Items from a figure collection
★ ★ ★ ★
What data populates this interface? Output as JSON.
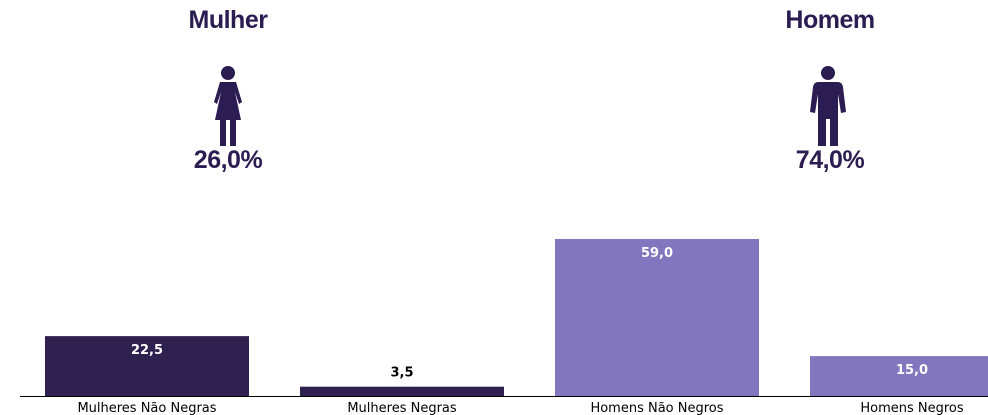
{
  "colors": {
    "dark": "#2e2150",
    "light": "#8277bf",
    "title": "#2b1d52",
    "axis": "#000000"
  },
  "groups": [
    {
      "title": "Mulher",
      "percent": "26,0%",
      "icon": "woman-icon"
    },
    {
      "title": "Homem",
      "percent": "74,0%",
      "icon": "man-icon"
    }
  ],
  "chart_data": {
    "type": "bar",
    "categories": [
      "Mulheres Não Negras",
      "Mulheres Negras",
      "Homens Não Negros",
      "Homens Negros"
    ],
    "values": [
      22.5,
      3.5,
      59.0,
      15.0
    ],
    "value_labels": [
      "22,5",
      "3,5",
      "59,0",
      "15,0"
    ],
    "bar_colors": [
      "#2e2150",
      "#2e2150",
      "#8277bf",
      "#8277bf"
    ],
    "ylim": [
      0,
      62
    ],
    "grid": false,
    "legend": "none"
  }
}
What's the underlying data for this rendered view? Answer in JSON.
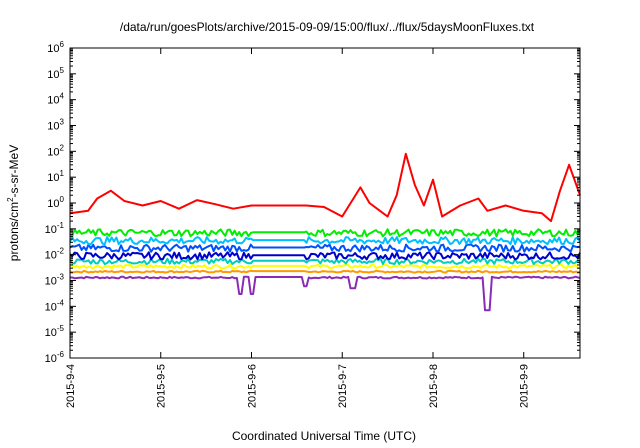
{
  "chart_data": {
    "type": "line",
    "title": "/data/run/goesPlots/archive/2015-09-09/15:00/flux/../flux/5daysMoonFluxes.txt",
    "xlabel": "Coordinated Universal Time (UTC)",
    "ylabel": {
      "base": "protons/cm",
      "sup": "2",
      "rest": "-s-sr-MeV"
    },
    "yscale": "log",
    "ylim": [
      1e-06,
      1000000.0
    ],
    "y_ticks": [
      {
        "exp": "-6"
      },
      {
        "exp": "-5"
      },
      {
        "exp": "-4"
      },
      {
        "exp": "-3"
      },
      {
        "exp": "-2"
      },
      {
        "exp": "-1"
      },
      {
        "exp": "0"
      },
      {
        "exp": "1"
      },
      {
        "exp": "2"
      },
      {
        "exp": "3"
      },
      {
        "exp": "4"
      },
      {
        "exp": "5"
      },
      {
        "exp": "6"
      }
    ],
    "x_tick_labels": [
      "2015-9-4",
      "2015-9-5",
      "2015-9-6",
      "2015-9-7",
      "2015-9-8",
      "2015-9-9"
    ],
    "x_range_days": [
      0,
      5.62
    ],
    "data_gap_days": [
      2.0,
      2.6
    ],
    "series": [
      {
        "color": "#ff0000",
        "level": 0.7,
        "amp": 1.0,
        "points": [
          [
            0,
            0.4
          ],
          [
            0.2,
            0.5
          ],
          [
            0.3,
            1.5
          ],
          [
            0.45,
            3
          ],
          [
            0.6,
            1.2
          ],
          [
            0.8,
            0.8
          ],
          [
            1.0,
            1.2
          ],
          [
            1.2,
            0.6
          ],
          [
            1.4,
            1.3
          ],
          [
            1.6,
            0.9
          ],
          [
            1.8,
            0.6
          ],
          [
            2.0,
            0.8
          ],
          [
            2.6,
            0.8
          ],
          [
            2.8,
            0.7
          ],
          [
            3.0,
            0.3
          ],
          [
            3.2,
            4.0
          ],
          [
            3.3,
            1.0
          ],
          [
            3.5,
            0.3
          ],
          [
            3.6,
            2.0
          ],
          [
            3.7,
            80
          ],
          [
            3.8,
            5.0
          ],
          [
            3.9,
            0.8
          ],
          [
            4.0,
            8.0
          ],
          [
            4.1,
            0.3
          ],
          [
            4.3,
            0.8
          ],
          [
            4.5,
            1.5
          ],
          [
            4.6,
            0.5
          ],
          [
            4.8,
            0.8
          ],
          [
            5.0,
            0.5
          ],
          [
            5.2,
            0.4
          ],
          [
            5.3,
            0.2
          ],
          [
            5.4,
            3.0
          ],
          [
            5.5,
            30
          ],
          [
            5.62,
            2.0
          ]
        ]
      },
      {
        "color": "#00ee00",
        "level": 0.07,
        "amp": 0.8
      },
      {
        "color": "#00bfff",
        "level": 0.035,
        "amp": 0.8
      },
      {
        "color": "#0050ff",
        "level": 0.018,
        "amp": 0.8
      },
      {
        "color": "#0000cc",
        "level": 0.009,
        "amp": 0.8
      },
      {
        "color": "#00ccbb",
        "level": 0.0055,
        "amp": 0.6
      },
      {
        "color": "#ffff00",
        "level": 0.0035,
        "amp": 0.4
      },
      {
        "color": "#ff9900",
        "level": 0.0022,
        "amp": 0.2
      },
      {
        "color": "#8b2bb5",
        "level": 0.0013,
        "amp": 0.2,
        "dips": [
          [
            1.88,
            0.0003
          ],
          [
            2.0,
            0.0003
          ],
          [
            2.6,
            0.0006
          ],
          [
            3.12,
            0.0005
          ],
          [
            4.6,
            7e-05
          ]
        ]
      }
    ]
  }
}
★ ★ ★ ★
_Work to complete_
Print every record above exactly as written, leaving out the pictures.

_Reply to the exercise_
What data populates this interface? Output as JSON.
{
  "colors": {
    "dark": "#2e2150",
    "light": "#8277bf",
    "title": "#2b1d52",
    "axis": "#000000"
  },
  "groups": [
    {
      "title": "Mulher",
      "percent": "26,0%",
      "icon": "woman-icon"
    },
    {
      "title": "Homem",
      "percent": "74,0%",
      "icon": "man-icon"
    }
  ],
  "chart_data": {
    "type": "bar",
    "categories": [
      "Mulheres Não Negras",
      "Mulheres Negras",
      "Homens Não Negros",
      "Homens Negros"
    ],
    "values": [
      22.5,
      3.5,
      59.0,
      15.0
    ],
    "value_labels": [
      "22,5",
      "3,5",
      "59,0",
      "15,0"
    ],
    "bar_colors": [
      "#2e2150",
      "#2e2150",
      "#8277bf",
      "#8277bf"
    ],
    "ylim": [
      0,
      62
    ],
    "grid": false,
    "legend": "none"
  }
}
What's the underlying data for this rendered view? Answer in JSON.
{
  "chart_data": {
    "type": "line",
    "title": "/data/run/goesPlots/archive/2015-09-09/15:00/flux/../flux/5daysMoonFluxes.txt",
    "xlabel": "Coordinated Universal Time (UTC)",
    "ylabel": {
      "base": "protons/cm",
      "sup": "2",
      "rest": "-s-sr-MeV"
    },
    "yscale": "log",
    "ylim": [
      1e-06,
      1000000.0
    ],
    "y_ticks": [
      {
        "exp": "-6"
      },
      {
        "exp": "-5"
      },
      {
        "exp": "-4"
      },
      {
        "exp": "-3"
      },
      {
        "exp": "-2"
      },
      {
        "exp": "-1"
      },
      {
        "exp": "0"
      },
      {
        "exp": "1"
      },
      {
        "exp": "2"
      },
      {
        "exp": "3"
      },
      {
        "exp": "4"
      },
      {
        "exp": "5"
      },
      {
        "exp": "6"
      }
    ],
    "x_tick_labels": [
      "2015-9-4",
      "2015-9-5",
      "2015-9-6",
      "2015-9-7",
      "2015-9-8",
      "2015-9-9"
    ],
    "x_range_days": [
      0,
      5.62
    ],
    "data_gap_days": [
      2.0,
      2.6
    ],
    "series": [
      {
        "color": "#ff0000",
        "level": 0.7,
        "amp": 1.0,
        "points": [
          [
            0,
            0.4
          ],
          [
            0.2,
            0.5
          ],
          [
            0.3,
            1.5
          ],
          [
            0.45,
            3
          ],
          [
            0.6,
            1.2
          ],
          [
            0.8,
            0.8
          ],
          [
            1.0,
            1.2
          ],
          [
            1.2,
            0.6
          ],
          [
            1.4,
            1.3
          ],
          [
            1.6,
            0.9
          ],
          [
            1.8,
            0.6
          ],
          [
            2.0,
            0.8
          ],
          [
            2.6,
            0.8
          ],
          [
            2.8,
            0.7
          ],
          [
            3.0,
            0.3
          ],
          [
            3.2,
            4.0
          ],
          [
            3.3,
            1.0
          ],
          [
            3.5,
            0.3
          ],
          [
            3.6,
            2.0
          ],
          [
            3.7,
            80
          ],
          [
            3.8,
            5.0
          ],
          [
            3.9,
            0.8
          ],
          [
            4.0,
            8.0
          ],
          [
            4.1,
            0.3
          ],
          [
            4.3,
            0.8
          ],
          [
            4.5,
            1.5
          ],
          [
            4.6,
            0.5
          ],
          [
            4.8,
            0.8
          ],
          [
            5.0,
            0.5
          ],
          [
            5.2,
            0.4
          ],
          [
            5.3,
            0.2
          ],
          [
            5.4,
            3.0
          ],
          [
            5.5,
            30
          ],
          [
            5.62,
            2.0
          ]
        ]
      },
      {
        "color": "#00ee00",
        "level": 0.07,
        "amp": 0.8
      },
      {
        "color": "#00bfff",
        "level": 0.035,
        "amp": 0.8
      },
      {
        "color": "#0050ff",
        "level": 0.018,
        "amp": 0.8
      },
      {
        "color": "#0000cc",
        "level": 0.009,
        "amp": 0.8
      },
      {
        "color": "#00ccbb",
        "level": 0.0055,
        "amp": 0.6
      },
      {
        "color": "#ffff00",
        "level": 0.0035,
        "amp": 0.4
      },
      {
        "color": "#ff9900",
        "level": 0.0022,
        "amp": 0.2
      },
      {
        "color": "#8b2bb5",
        "level": 0.0013,
        "amp": 0.2,
        "dips": [
          [
            1.88,
            0.0003
          ],
          [
            2.0,
            0.0003
          ],
          [
            2.6,
            0.0006
          ],
          [
            3.12,
            0.0005
          ],
          [
            4.6,
            7e-05
          ]
        ]
      }
    ]
  }
}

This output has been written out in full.